### INSTRUCTIONS FOR THE TASK
Write the records below out in full, character for character, with no pictures.

### INFORMATION GIVEN
======
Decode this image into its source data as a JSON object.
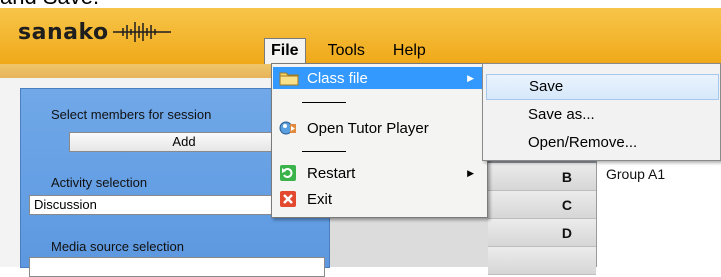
{
  "caption_fragment": "and Save.",
  "app": {
    "logo_text": "sanako"
  },
  "menubar": {
    "items": [
      "File",
      "Tools",
      "Help"
    ]
  },
  "left_panel": {
    "members_label": "Select members for session",
    "add_button": "Add",
    "activity_label": "Activity selection",
    "activity_value": "Discussion",
    "media_label": "Media source selection"
  },
  "grid": {
    "letters": [
      "B",
      "C",
      "D"
    ],
    "group_label": "Group A1"
  },
  "file_menu": {
    "class_file": "Class file",
    "open_tutor_player": "Open Tutor Player",
    "restart": "Restart",
    "exit": "Exit"
  },
  "class_file_submenu": {
    "items": [
      "Save",
      "Save as...",
      "Open/Remove..."
    ]
  },
  "colors": {
    "brand_orange": "#f0a919",
    "panel_blue": "#6aa2e6",
    "highlight_blue": "#3399ff"
  },
  "icons": {
    "class_file": "folder-icon",
    "tutor_player": "player-icon",
    "restart": "restart-icon",
    "exit": "exit-icon",
    "logo": "waveform-icon"
  }
}
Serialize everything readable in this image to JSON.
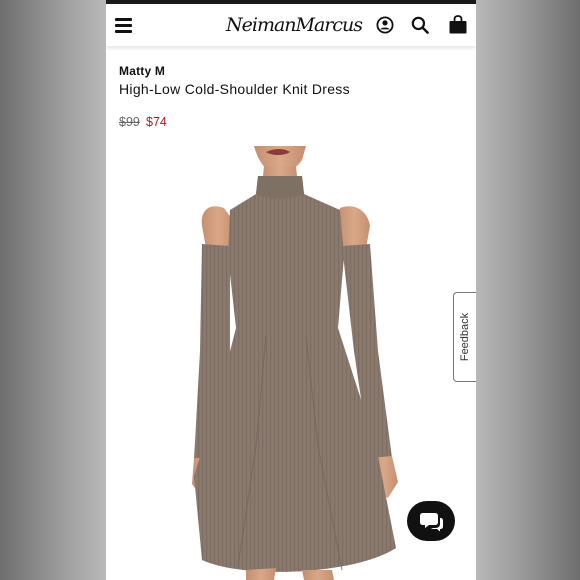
{
  "header": {
    "logo_text": "NeimanMarcus",
    "icons": [
      "menu-icon",
      "account-icon",
      "search-icon",
      "shopping-bag-icon"
    ]
  },
  "product": {
    "brand": "Matty M",
    "name": "High-Low Cold-Shoulder Knit Dress",
    "original_price": "$99",
    "sale_price": "$74",
    "image_subject": "model wearing taupe ribbed cold-shoulder high-low knit dress"
  },
  "feedback": {
    "label": "Feedback"
  },
  "chat": {
    "icon": "chat-bubbles-icon"
  },
  "colors": {
    "sale_price": "#b0181e",
    "dress": "#8a7a6e",
    "header_text": "#111111",
    "chat_button": "#111111"
  }
}
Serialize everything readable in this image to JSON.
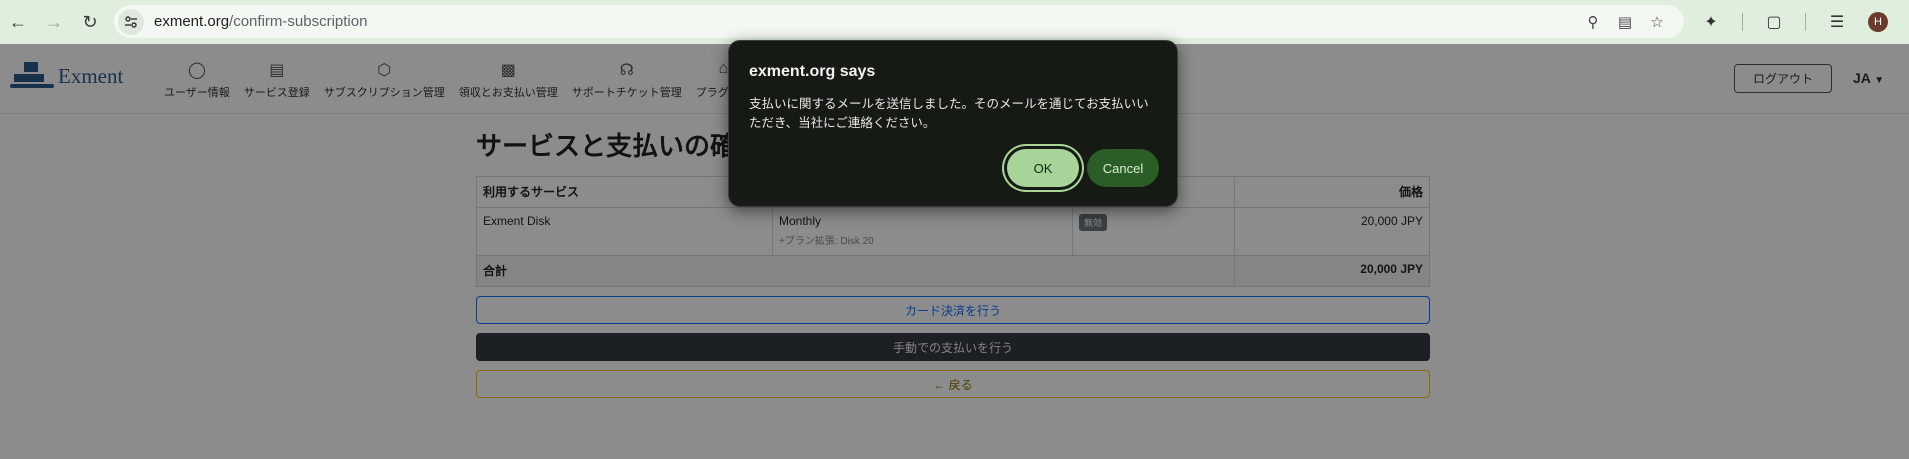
{
  "browser": {
    "url_host": "exment.org",
    "url_path": "/confirm-subscription",
    "avatar_letter": "H"
  },
  "header": {
    "logo_text": "Exment",
    "menu": [
      {
        "label": "ユーザー情報",
        "icon": "user-icon"
      },
      {
        "label": "サービス登録",
        "icon": "server-icon"
      },
      {
        "label": "サブスクリプション管理",
        "icon": "box-icon"
      },
      {
        "label": "領収とお支払い管理",
        "icon": "wallet-icon"
      },
      {
        "label": "サポートチケット管理",
        "icon": "headset-icon"
      },
      {
        "label": "プラグイン",
        "icon": "plugin-icon"
      }
    ],
    "logout_label": "ログアウト",
    "lang_label": "JA"
  },
  "main": {
    "title": "サービスと支払いの確認",
    "table": {
      "headers": [
        "利用するサービス",
        "",
        "",
        "価格"
      ],
      "row": {
        "service": "Exment Disk",
        "plan": "Monthly",
        "plan_detail": "+プラン拡張: Disk 20",
        "status_badge": "無効",
        "price": "20,000 JPY"
      },
      "total_label": "合計",
      "total_value": "20,000 JPY"
    },
    "card_button": "カード決済を行う",
    "manual_button": "手動での支払いを行う",
    "back_button": "← 戻る"
  },
  "dialog": {
    "title": "exment.org says",
    "message": "支払いに関するメールを送信しました。そのメールを通じてお支払いいただき、当社にご連絡ください。",
    "ok_label": "OK",
    "cancel_label": "Cancel"
  }
}
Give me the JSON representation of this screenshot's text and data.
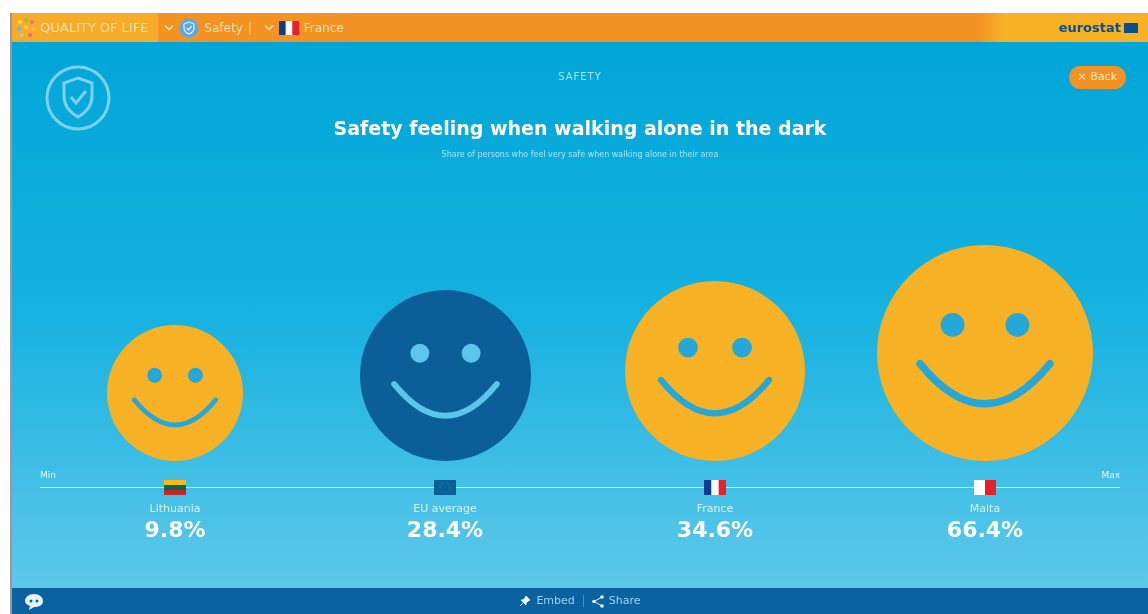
======
### ANSWER
Decode this image into its source data as a JSON object.
{
  "caption_fragment": "and Save.",
  "app": {
    "logo_text": "sanako"
  },
  "menubar": {
    "items": [
      "File",
      "Tools",
      "Help"
    ]
  },
  "left_panel": {
    "members_label": "Select members for session",
    "add_button": "Add",
    "activity_label": "Activity selection",
    "activity_value": "Discussion",
    "media_label": "Media source selection"
  },
  "grid": {
    "letters": [
      "B",
      "C",
      "D"
    ],
    "group_label": "Group A1"
  },
  "file_menu": {
    "class_file": "Class file",
    "open_tutor_player": "Open Tutor Player",
    "restart": "Restart",
    "exit": "Exit"
  },
  "class_file_submenu": {
    "items": [
      "Save",
      "Save as...",
      "Open/Remove..."
    ]
  },
  "colors": {
    "brand_orange": "#f0a919",
    "panel_blue": "#6aa2e6",
    "highlight_blue": "#3399ff"
  },
  "icons": {
    "class_file": "folder-icon",
    "tutor_player": "player-icon",
    "restart": "restart-icon",
    "exit": "exit-icon",
    "logo": "waveform-icon"
  }
}
Serialize everything readable in this image to JSON.
{
  "header": {
    "logo_text": "NeimanMarcus",
    "icons": [
      "menu-icon",
      "account-icon",
      "search-icon",
      "shopping-bag-icon"
    ]
  },
  "product": {
    "brand": "Matty M",
    "name": "High-Low Cold-Shoulder Knit Dress",
    "original_price": "$99",
    "sale_price": "$74",
    "image_subject": "model wearing taupe ribbed cold-shoulder high-low knit dress"
  },
  "feedback": {
    "label": "Feedback"
  },
  "chat": {
    "icon": "chat-bubbles-icon"
  },
  "colors": {
    "sale_price": "#b0181e",
    "dress": "#8a7a6e",
    "header_text": "#111111",
    "chat_button": "#111111"
  }
}
Serialize everything readable in this image to JSON.
{
  "browser": {
    "url_host": "exment.org",
    "url_path": "/confirm-subscription",
    "avatar_letter": "H"
  },
  "header": {
    "logo_text": "Exment",
    "menu": [
      {
        "label": "ユーザー情報",
        "icon": "user-icon"
      },
      {
        "label": "サービス登録",
        "icon": "server-icon"
      },
      {
        "label": "サブスクリプション管理",
        "icon": "box-icon"
      },
      {
        "label": "領収とお支払い管理",
        "icon": "wallet-icon"
      },
      {
        "label": "サポートチケット管理",
        "icon": "headset-icon"
      },
      {
        "label": "プラグイン",
        "icon": "plugin-icon"
      }
    ],
    "logout_label": "ログアウト",
    "lang_label": "JA"
  },
  "main": {
    "title": "サービスと支払いの確認",
    "table": {
      "headers": [
        "利用するサービス",
        "",
        "",
        "価格"
      ],
      "row": {
        "service": "Exment Disk",
        "plan": "Monthly",
        "plan_detail": "+プラン拡張: Disk 20",
        "status_badge": "無効",
        "price": "20,000 JPY"
      },
      "total_label": "合計",
      "total_value": "20,000 JPY"
    },
    "card_button": "カード決済を行う",
    "manual_button": "手動での支払いを行う",
    "back_button": "← 戻る"
  },
  "dialog": {
    "title": "exment.org says",
    "message": "支払いに関するメールを送信しました。そのメールを通じてお支払いいただき、当社にご連絡ください。",
    "ok_label": "OK",
    "cancel_label": "Cancel"
  }
}
Give me the JSON representation of this screenshot's text and data.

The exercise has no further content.